Exercise objective. Return every row below verbatim, with no changes to any character.
# # # # # # #
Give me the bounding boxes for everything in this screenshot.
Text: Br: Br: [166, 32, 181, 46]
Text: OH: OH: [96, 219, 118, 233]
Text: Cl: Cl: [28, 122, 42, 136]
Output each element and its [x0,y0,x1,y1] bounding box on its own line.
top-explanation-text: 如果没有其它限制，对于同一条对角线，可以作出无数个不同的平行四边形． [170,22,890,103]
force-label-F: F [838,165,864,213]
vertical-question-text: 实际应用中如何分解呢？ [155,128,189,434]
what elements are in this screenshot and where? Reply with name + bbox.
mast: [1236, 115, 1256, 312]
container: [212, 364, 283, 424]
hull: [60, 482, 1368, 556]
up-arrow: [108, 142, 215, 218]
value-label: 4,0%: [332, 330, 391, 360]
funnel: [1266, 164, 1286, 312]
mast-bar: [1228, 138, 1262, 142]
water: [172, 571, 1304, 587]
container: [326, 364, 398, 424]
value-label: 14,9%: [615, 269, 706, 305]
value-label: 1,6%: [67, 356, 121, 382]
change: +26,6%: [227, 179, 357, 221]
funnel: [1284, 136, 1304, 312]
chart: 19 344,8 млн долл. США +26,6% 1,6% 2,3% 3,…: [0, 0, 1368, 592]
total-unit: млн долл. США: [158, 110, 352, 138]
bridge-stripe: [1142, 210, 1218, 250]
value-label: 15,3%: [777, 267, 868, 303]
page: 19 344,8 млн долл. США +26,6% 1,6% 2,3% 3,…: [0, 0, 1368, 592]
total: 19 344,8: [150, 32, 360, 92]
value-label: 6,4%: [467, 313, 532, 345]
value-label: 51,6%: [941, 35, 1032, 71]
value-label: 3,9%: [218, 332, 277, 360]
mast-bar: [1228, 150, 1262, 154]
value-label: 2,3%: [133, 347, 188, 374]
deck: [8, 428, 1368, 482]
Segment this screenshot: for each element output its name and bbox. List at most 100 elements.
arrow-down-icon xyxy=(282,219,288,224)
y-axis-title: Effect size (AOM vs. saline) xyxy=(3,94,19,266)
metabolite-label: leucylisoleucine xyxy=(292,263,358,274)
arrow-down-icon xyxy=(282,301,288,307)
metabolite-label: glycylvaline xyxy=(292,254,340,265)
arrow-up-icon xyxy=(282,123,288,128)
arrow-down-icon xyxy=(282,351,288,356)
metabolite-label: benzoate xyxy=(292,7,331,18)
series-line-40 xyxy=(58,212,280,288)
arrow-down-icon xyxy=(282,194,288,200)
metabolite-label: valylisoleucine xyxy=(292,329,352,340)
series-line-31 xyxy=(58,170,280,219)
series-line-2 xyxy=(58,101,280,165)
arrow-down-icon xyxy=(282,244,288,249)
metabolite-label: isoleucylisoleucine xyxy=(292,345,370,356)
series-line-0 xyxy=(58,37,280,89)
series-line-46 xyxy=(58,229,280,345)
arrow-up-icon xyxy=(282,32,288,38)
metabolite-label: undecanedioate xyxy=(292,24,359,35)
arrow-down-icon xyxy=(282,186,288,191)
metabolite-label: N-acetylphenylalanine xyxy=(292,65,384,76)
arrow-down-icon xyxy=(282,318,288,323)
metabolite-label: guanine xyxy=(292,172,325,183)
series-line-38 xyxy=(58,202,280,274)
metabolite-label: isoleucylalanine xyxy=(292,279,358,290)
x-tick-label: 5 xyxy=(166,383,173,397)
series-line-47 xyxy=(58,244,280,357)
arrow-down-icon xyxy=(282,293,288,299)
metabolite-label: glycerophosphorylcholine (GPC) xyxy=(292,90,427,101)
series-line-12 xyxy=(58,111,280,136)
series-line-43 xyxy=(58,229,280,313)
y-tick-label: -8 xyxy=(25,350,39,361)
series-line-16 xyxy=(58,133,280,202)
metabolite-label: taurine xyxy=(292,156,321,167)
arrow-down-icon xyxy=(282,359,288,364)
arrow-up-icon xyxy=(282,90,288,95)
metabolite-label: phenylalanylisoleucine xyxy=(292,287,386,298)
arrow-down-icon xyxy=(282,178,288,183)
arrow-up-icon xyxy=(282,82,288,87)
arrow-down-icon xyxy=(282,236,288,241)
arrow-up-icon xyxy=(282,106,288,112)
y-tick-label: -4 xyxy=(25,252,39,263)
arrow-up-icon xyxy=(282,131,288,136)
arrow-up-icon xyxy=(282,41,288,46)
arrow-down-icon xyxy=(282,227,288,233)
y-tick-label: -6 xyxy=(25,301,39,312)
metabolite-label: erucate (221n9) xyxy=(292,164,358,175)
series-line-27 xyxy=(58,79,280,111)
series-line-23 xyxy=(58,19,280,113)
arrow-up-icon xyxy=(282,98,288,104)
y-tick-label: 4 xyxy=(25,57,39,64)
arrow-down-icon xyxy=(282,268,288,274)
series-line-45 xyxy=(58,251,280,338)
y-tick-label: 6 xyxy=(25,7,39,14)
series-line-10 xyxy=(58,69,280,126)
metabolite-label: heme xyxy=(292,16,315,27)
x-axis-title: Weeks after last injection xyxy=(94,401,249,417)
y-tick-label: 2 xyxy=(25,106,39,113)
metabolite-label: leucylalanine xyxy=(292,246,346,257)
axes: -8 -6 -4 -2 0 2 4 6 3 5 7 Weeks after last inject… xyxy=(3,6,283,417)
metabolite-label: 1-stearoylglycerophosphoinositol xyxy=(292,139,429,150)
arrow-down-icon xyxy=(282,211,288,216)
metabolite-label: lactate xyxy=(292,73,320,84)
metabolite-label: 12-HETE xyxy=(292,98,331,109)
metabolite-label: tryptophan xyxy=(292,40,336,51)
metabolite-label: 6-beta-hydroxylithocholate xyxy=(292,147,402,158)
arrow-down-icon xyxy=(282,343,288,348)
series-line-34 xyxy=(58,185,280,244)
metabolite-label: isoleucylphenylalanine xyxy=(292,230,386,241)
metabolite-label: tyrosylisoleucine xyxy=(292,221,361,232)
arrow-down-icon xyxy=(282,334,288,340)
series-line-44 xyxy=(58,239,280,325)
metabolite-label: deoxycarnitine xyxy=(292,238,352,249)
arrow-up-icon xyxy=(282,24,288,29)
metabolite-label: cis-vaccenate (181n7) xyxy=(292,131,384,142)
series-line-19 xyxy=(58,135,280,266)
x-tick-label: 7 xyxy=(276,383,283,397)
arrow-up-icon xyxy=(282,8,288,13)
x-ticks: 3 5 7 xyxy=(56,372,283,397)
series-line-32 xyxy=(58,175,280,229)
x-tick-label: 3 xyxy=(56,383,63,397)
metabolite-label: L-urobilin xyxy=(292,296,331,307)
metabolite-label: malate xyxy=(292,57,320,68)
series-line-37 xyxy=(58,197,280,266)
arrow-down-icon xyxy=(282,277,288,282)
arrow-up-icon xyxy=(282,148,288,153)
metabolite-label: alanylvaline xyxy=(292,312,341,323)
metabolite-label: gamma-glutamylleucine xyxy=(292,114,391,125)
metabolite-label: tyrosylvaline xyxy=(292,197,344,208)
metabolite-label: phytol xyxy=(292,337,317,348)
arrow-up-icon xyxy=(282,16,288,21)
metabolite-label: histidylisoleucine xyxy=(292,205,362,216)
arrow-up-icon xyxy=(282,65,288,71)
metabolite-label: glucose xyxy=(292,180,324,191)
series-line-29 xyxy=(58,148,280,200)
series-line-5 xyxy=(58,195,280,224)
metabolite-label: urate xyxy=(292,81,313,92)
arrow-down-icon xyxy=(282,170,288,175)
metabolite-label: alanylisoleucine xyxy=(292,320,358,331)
# # # # # # #
Task solution.
Give me the bounding boxes for everything in this screenshot.
Text: Br: Br: [166, 32, 181, 46]
Text: OH: OH: [96, 219, 118, 233]
Text: Cl: Cl: [28, 122, 42, 136]
Output each element and its [x0,y0,x1,y1] bounding box on its own line.
top-explanation-text: 如果没有其它限制，对于同一条对角线，可以作出无数个不同的平行四边形． [170,22,890,103]
force-label-F: F [838,165,864,213]
vertical-question-text: 实际应用中如何分解呢？ [155,128,189,434]
what elements are in this screenshot and where? Reply with name + bbox.
mast: [1236, 115, 1256, 312]
container: [212, 364, 283, 424]
hull: [60, 482, 1368, 556]
up-arrow: [108, 142, 215, 218]
value-label: 4,0%: [332, 330, 391, 360]
funnel: [1266, 164, 1286, 312]
mast-bar: [1228, 138, 1262, 142]
water: [172, 571, 1304, 587]
container: [326, 364, 398, 424]
value-label: 14,9%: [615, 269, 706, 305]
value-label: 1,6%: [67, 356, 121, 382]
change: +26,6%: [227, 179, 357, 221]
funnel: [1284, 136, 1304, 312]
chart: 19 344,8 млн долл. США +26,6% 1,6% 2,3% 3,…: [0, 0, 1368, 592]
total-unit: млн долл. США: [158, 110, 352, 138]
bridge-stripe: [1142, 210, 1218, 250]
value-label: 15,3%: [777, 267, 868, 303]
page: 19 344,8 млн долл. США +26,6% 1,6% 2,3% 3,…: [0, 0, 1368, 592]
total: 19 344,8: [150, 32, 360, 92]
value-label: 6,4%: [467, 313, 532, 345]
value-label: 51,6%: [941, 35, 1032, 71]
value-label: 3,9%: [218, 332, 277, 360]
mast-bar: [1228, 150, 1262, 154]
value-label: 2,3%: [133, 347, 188, 374]
deck: [8, 428, 1368, 482]
Segment this screenshot: for each element output its name and bbox. List at most 100 elements.
arrow-down-icon xyxy=(282,219,288,224)
y-axis-title: Effect size (AOM vs. saline) xyxy=(3,94,19,266)
metabolite-label: leucylisoleucine xyxy=(292,263,358,274)
arrow-down-icon xyxy=(282,301,288,307)
metabolite-label: glycylvaline xyxy=(292,254,340,265)
arrow-up-icon xyxy=(282,123,288,128)
arrow-down-icon xyxy=(282,351,288,356)
metabolite-label: benzoate xyxy=(292,7,331,18)
series-line-40 xyxy=(58,212,280,288)
arrow-down-icon xyxy=(282,194,288,200)
metabolite-label: valylisoleucine xyxy=(292,329,352,340)
series-line-31 xyxy=(58,170,280,219)
series-line-2 xyxy=(58,101,280,165)
arrow-down-icon xyxy=(282,244,288,249)
metabolite-label: isoleucylisoleucine xyxy=(292,345,370,356)
series-line-0 xyxy=(58,37,280,89)
series-line-46 xyxy=(58,229,280,345)
arrow-up-icon xyxy=(282,32,288,38)
metabolite-label: undecanedioate xyxy=(292,24,359,35)
arrow-down-icon xyxy=(282,186,288,191)
metabolite-label: N-acetylphenylalanine xyxy=(292,65,384,76)
arrow-down-icon xyxy=(282,318,288,323)
metabolite-label: guanine xyxy=(292,172,325,183)
series-line-38 xyxy=(58,202,280,274)
metabolite-label: isoleucylalanine xyxy=(292,279,358,290)
x-tick-label: 5 xyxy=(166,383,173,397)
series-line-47 xyxy=(58,244,280,357)
arrow-down-icon xyxy=(282,293,288,299)
metabolite-label: glycerophosphorylcholine (GPC) xyxy=(292,90,427,101)
series-line-12 xyxy=(58,111,280,136)
series-line-43 xyxy=(58,229,280,313)
y-tick-label: -8 xyxy=(25,350,39,361)
series-line-16 xyxy=(58,133,280,202)
metabolite-label: taurine xyxy=(292,156,321,167)
arrow-down-icon xyxy=(282,359,288,364)
arrow-up-icon xyxy=(282,90,288,95)
metabolite-label: phenylalanylisoleucine xyxy=(292,287,386,298)
arrow-down-icon xyxy=(282,178,288,183)
arrow-up-icon xyxy=(282,82,288,87)
arrow-down-icon xyxy=(282,236,288,241)
arrow-up-icon xyxy=(282,106,288,112)
y-tick-label: -4 xyxy=(25,252,39,263)
arrow-up-icon xyxy=(282,131,288,136)
arrow-up-icon xyxy=(282,41,288,46)
arrow-down-icon xyxy=(282,227,288,233)
y-tick-label: -6 xyxy=(25,301,39,312)
metabolite-label: erucate (221n9) xyxy=(292,164,358,175)
series-line-27 xyxy=(58,79,280,111)
series-line-23 xyxy=(58,19,280,113)
arrow-up-icon xyxy=(282,98,288,104)
y-tick-label: 4 xyxy=(25,57,39,64)
arrow-down-icon xyxy=(282,268,288,274)
series-line-45 xyxy=(58,251,280,338)
y-tick-label: 6 xyxy=(25,7,39,14)
series-line-10 xyxy=(58,69,280,126)
metabolite-label: heme xyxy=(292,16,315,27)
x-axis-title: Weeks after last injection xyxy=(94,401,249,417)
y-tick-label: 2 xyxy=(25,106,39,113)
metabolite-label: leucylalanine xyxy=(292,246,346,257)
axes: -8 -6 -4 -2 0 2 4 6 3 5 7 Weeks after last inject… xyxy=(3,6,283,417)
metabolite-label: 1-stearoylglycerophosphoinositol xyxy=(292,139,429,150)
arrow-down-icon xyxy=(282,211,288,216)
metabolite-label: lactate xyxy=(292,73,320,84)
metabolite-label: 12-HETE xyxy=(292,98,331,109)
metabolite-label: tryptophan xyxy=(292,40,336,51)
metabolite-label: 6-beta-hydroxylithocholate xyxy=(292,147,402,158)
arrow-down-icon xyxy=(282,343,288,348)
series-line-34 xyxy=(58,185,280,244)
metabolite-label: isoleucylphenylalanine xyxy=(292,230,386,241)
metabolite-label: tyrosylisoleucine xyxy=(292,221,361,232)
arrow-down-icon xyxy=(282,334,288,340)
series-line-44 xyxy=(58,239,280,325)
metabolite-label: deoxycarnitine xyxy=(292,238,352,249)
arrow-up-icon xyxy=(282,24,288,29)
metabolite-label: cis-vaccenate (181n7) xyxy=(292,131,384,142)
series-line-19 xyxy=(58,135,280,266)
x-tick-label: 7 xyxy=(276,383,283,397)
arrow-up-icon xyxy=(282,8,288,13)
x-ticks: 3 5 7 xyxy=(56,372,283,397)
series-line-32 xyxy=(58,175,280,229)
x-tick-label: 3 xyxy=(56,383,63,397)
metabolite-label: L-urobilin xyxy=(292,296,331,307)
metabolite-label: malate xyxy=(292,57,320,68)
series-line-37 xyxy=(58,197,280,266)
arrow-down-icon xyxy=(282,277,288,282)
arrow-up-icon xyxy=(282,148,288,153)
metabolite-label: alanylvaline xyxy=(292,312,341,323)
metabolite-label: gamma-glutamylleucine xyxy=(292,114,391,125)
metabolite-label: tyrosylvaline xyxy=(292,197,344,208)
metabolite-label: phytol xyxy=(292,337,317,348)
arrow-up-icon xyxy=(282,16,288,21)
metabolite-label: histidylisoleucine xyxy=(292,205,362,216)
arrow-up-icon xyxy=(282,65,288,71)
metabolite-label: glucose xyxy=(292,180,324,191)
series-line-29 xyxy=(58,148,280,200)
series-line-5 xyxy=(58,195,280,224)
metabolite-label: urate xyxy=(292,81,313,92)
arrow-down-icon xyxy=(282,170,288,175)
metabolite-label: alanylisoleucine xyxy=(292,320,358,331)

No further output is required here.